* START *

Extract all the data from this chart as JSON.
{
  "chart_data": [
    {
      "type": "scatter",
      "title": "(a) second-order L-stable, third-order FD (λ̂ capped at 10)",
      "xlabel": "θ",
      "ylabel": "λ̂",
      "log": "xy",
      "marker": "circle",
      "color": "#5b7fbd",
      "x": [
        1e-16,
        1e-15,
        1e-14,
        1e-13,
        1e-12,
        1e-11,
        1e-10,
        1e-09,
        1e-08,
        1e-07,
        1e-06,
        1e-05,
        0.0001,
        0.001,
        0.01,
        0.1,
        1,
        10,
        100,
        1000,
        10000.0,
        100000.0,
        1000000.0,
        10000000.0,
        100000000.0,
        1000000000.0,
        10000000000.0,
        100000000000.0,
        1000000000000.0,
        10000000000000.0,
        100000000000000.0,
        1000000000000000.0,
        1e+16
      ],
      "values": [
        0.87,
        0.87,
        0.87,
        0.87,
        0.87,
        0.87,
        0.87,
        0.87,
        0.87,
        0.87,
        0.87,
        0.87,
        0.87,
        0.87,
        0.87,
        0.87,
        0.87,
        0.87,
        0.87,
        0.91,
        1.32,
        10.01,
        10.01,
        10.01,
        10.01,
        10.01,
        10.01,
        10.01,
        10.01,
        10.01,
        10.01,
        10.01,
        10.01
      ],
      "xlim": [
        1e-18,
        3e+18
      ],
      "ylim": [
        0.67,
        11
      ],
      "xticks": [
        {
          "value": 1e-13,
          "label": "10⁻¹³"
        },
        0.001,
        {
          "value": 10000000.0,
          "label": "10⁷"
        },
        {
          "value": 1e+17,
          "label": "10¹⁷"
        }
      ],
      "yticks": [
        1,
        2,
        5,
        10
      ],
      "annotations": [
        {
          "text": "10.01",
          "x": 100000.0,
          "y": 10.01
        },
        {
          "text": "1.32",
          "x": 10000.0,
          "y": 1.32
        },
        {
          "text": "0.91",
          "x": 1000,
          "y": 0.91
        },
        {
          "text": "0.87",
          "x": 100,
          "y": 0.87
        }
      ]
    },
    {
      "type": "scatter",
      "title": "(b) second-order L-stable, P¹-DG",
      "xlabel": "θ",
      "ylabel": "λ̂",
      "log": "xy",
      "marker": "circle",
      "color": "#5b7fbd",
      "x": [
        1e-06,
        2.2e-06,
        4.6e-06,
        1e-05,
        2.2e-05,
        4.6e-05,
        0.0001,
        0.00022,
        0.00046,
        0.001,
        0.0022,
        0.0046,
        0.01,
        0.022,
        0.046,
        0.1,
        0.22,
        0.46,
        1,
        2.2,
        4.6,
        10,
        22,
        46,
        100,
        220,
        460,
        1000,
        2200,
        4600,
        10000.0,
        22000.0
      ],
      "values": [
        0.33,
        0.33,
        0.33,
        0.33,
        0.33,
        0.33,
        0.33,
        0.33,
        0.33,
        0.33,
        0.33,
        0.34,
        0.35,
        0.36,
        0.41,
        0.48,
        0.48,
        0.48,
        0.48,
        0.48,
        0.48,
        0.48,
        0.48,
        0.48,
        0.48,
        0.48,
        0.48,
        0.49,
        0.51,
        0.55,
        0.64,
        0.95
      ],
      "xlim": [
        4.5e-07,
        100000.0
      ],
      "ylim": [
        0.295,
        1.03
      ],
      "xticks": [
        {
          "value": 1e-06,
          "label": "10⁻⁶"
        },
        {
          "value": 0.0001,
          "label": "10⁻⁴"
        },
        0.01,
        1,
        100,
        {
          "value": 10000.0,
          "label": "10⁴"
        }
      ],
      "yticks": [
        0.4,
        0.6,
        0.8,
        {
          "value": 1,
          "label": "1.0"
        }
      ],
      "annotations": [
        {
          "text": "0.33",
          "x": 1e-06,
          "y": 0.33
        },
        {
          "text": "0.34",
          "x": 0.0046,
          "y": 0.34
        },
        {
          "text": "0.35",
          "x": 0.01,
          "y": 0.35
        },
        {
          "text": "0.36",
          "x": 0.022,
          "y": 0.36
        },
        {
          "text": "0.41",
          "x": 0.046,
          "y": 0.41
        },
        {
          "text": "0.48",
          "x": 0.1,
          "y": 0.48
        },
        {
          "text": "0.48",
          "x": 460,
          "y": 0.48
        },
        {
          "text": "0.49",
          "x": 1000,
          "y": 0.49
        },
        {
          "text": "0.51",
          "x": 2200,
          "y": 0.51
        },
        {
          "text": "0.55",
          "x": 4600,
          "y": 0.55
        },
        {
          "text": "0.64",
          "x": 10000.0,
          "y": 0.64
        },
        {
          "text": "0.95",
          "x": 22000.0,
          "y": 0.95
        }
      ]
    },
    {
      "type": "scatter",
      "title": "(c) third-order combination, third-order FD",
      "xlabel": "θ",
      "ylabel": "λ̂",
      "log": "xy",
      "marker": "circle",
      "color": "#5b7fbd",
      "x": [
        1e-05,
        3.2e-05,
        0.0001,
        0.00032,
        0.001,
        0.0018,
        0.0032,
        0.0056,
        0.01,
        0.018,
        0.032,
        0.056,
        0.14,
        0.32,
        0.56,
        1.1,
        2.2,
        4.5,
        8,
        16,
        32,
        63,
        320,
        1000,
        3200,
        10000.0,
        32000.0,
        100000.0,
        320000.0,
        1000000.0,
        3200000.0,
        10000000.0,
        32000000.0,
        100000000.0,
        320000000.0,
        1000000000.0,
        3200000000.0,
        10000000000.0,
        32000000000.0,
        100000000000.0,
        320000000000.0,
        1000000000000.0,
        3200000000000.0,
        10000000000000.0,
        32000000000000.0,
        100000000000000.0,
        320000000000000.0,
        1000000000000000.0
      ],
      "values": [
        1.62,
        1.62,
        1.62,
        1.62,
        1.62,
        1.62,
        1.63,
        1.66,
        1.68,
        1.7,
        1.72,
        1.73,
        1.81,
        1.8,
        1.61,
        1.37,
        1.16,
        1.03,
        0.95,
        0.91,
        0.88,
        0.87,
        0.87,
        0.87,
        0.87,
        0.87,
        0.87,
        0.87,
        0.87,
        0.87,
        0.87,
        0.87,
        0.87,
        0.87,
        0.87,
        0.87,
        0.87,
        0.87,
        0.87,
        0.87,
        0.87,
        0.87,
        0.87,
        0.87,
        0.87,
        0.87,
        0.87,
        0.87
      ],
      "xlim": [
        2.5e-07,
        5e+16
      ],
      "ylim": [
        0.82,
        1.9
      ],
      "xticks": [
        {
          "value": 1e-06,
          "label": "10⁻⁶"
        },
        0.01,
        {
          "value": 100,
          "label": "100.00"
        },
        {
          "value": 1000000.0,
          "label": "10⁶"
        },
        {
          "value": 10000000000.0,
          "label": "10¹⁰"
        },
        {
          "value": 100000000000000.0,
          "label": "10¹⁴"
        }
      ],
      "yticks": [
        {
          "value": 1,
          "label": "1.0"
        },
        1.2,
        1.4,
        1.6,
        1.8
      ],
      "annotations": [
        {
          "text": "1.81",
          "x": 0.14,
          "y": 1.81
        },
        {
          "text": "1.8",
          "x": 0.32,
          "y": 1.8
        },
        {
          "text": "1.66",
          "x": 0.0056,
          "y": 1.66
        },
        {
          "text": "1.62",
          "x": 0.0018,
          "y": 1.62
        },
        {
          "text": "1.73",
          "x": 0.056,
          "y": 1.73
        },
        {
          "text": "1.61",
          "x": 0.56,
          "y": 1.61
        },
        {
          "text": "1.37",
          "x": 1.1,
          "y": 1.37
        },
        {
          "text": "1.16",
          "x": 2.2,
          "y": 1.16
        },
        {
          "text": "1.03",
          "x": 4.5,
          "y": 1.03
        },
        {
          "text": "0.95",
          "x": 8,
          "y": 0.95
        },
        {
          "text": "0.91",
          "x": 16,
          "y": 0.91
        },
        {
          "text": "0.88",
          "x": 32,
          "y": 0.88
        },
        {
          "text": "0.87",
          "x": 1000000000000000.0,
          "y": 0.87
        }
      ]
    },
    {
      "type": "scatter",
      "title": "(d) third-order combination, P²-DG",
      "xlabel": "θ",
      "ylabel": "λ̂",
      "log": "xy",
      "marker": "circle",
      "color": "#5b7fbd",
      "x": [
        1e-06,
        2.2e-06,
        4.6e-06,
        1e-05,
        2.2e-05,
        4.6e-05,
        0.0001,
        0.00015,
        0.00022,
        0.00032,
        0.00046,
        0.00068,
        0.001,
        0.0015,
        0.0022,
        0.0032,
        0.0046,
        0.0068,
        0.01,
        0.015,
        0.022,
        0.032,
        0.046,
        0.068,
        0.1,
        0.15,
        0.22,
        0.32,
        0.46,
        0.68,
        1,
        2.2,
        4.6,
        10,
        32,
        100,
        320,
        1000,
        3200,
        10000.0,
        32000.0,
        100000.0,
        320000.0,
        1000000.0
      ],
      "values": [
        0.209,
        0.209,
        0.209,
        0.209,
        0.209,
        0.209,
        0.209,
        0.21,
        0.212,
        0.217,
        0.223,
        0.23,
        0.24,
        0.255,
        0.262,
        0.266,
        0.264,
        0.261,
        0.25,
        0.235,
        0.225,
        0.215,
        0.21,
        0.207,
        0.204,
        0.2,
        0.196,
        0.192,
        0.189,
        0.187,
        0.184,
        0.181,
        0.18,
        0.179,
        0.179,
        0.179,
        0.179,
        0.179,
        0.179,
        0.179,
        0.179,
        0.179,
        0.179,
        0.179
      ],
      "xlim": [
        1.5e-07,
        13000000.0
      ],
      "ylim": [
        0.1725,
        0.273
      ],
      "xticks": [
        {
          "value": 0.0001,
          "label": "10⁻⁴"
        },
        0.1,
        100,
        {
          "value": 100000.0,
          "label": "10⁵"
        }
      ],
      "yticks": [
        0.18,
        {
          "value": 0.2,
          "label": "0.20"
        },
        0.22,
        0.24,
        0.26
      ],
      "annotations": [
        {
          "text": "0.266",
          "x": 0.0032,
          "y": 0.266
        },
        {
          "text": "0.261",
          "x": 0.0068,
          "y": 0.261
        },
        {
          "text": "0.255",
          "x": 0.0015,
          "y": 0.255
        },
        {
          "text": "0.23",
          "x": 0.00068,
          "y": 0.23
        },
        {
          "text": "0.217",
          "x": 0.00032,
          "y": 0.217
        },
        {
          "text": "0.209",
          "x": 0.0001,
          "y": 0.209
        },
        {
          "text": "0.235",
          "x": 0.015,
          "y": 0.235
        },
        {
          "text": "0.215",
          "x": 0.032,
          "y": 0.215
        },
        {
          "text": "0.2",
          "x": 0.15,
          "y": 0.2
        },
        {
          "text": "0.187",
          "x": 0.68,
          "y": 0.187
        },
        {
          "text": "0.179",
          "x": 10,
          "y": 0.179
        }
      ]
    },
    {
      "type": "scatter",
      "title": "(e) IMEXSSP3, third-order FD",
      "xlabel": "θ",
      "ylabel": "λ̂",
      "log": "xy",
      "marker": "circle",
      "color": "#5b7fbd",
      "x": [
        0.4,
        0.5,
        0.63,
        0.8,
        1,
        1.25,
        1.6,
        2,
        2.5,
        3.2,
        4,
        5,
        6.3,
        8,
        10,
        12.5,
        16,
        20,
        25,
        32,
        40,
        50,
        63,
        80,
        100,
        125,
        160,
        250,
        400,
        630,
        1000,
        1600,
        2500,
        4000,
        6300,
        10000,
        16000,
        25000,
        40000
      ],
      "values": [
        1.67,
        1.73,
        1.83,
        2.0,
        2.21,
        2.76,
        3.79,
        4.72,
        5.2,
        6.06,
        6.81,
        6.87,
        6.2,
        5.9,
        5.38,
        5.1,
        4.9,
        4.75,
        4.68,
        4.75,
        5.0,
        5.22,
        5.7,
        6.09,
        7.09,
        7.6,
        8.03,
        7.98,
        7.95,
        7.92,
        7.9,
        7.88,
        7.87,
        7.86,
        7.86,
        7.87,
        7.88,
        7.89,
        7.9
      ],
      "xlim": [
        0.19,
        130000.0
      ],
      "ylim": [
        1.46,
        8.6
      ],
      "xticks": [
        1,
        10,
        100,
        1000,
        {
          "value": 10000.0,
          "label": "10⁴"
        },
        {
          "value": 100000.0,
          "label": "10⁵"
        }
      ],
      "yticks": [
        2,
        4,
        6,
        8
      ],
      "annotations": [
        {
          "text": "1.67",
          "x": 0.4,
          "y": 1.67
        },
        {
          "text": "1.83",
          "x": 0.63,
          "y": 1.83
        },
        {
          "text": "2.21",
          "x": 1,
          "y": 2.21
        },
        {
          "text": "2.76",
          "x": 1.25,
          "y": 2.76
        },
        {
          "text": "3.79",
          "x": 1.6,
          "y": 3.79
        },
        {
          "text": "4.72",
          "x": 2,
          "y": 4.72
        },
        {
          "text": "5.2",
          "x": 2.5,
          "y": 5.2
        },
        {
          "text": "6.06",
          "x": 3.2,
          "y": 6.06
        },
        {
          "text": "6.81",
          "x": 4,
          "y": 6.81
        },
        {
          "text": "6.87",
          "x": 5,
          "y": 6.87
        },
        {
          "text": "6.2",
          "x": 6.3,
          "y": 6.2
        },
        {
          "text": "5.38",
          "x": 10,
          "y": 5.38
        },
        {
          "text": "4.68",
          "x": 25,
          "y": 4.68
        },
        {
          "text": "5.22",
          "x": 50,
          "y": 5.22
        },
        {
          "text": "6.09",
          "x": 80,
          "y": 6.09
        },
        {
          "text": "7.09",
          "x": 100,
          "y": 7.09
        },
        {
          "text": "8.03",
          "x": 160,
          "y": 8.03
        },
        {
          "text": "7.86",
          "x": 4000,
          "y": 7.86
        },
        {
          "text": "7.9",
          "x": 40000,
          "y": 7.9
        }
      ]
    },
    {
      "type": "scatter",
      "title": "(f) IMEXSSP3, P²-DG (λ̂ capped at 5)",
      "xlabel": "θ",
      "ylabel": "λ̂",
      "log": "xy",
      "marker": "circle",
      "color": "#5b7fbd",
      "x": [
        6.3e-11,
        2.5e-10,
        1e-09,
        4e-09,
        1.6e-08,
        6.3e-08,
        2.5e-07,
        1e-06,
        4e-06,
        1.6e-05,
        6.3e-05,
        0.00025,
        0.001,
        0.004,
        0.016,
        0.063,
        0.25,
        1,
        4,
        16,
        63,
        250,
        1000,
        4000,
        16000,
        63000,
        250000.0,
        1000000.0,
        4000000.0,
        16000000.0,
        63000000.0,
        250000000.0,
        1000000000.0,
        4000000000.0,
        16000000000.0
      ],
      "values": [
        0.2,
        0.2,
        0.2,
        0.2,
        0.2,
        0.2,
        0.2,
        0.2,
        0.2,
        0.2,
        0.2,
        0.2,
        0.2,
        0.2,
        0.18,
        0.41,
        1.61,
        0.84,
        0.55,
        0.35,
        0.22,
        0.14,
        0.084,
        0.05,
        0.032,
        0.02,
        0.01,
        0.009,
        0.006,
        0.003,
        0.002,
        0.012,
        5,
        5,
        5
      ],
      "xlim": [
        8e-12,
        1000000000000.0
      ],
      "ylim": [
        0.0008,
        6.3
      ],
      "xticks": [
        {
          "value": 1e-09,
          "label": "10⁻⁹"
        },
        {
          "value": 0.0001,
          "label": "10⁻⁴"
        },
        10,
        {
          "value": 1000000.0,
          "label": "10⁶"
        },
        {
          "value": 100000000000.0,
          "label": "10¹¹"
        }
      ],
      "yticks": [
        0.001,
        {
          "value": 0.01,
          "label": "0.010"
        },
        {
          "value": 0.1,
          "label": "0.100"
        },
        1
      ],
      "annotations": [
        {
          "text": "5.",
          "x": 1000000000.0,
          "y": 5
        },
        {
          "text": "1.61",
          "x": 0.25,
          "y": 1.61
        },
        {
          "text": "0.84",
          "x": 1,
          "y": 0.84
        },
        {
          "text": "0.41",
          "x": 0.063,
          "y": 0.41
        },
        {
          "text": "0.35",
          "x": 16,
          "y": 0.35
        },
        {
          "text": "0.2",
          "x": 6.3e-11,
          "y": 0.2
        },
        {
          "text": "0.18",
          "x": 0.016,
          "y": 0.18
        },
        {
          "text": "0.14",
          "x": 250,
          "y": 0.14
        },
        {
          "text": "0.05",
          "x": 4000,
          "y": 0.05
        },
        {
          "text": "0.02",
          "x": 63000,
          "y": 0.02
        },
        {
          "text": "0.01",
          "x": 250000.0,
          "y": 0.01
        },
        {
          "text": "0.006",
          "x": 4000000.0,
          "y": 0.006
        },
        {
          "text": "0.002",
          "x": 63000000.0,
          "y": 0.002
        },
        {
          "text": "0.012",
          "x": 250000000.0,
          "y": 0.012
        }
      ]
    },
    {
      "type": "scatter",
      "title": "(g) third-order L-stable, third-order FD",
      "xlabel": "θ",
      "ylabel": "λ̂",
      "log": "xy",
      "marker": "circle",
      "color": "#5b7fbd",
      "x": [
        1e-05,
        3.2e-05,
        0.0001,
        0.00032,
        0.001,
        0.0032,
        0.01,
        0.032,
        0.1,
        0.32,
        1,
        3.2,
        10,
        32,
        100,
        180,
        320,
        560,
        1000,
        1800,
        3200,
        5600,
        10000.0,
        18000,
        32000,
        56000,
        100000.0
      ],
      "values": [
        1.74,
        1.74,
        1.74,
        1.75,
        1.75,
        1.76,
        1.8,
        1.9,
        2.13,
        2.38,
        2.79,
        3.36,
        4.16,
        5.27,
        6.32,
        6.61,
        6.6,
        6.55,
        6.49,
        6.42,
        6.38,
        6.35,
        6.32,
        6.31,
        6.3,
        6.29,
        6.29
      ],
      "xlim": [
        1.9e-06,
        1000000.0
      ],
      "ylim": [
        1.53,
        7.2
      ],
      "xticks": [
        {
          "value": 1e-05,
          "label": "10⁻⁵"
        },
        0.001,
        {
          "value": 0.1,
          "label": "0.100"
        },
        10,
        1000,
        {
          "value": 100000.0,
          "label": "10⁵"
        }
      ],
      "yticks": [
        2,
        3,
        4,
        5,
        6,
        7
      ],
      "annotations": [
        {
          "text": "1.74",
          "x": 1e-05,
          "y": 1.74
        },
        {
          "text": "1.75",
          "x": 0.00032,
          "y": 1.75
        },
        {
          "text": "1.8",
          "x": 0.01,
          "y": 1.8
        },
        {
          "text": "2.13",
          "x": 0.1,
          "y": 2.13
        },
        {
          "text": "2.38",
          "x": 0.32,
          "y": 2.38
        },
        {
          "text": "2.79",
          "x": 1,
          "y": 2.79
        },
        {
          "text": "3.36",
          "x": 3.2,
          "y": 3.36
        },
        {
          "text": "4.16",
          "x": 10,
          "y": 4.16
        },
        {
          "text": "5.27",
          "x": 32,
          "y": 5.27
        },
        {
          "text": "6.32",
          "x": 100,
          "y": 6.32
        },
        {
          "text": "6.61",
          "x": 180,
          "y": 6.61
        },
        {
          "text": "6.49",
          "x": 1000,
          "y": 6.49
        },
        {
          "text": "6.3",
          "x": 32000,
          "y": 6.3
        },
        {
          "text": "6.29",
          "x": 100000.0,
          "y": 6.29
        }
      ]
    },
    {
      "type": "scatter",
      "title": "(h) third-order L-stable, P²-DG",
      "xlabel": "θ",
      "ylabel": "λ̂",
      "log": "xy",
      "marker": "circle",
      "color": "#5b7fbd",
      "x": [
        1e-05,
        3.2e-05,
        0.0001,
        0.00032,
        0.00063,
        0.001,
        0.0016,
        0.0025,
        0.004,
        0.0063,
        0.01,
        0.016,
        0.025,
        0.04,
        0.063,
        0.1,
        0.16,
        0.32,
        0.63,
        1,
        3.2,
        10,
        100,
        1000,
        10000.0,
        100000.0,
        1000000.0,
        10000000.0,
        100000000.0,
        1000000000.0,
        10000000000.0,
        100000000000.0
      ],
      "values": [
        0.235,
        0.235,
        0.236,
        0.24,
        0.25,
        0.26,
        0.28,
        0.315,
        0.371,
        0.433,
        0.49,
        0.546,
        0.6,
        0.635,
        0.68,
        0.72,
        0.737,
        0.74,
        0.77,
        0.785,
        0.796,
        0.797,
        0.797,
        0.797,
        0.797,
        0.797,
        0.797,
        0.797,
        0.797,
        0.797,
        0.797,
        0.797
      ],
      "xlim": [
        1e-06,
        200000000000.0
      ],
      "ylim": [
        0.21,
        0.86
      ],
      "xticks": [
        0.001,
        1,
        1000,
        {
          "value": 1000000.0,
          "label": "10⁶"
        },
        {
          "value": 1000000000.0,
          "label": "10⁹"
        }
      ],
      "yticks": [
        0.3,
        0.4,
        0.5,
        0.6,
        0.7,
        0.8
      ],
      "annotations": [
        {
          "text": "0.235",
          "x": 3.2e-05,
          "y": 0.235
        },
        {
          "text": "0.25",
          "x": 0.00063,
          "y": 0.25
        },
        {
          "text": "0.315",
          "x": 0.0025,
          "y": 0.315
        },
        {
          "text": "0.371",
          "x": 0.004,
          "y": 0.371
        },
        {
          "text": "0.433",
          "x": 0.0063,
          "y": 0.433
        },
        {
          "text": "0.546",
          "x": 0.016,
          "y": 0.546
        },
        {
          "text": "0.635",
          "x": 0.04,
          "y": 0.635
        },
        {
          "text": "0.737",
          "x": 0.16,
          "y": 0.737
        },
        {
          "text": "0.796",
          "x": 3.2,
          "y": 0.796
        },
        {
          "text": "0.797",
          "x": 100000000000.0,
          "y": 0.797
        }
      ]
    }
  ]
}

* END *

Each line of the material above either contains the word "third" or does not; state how many do, and nothing else.

6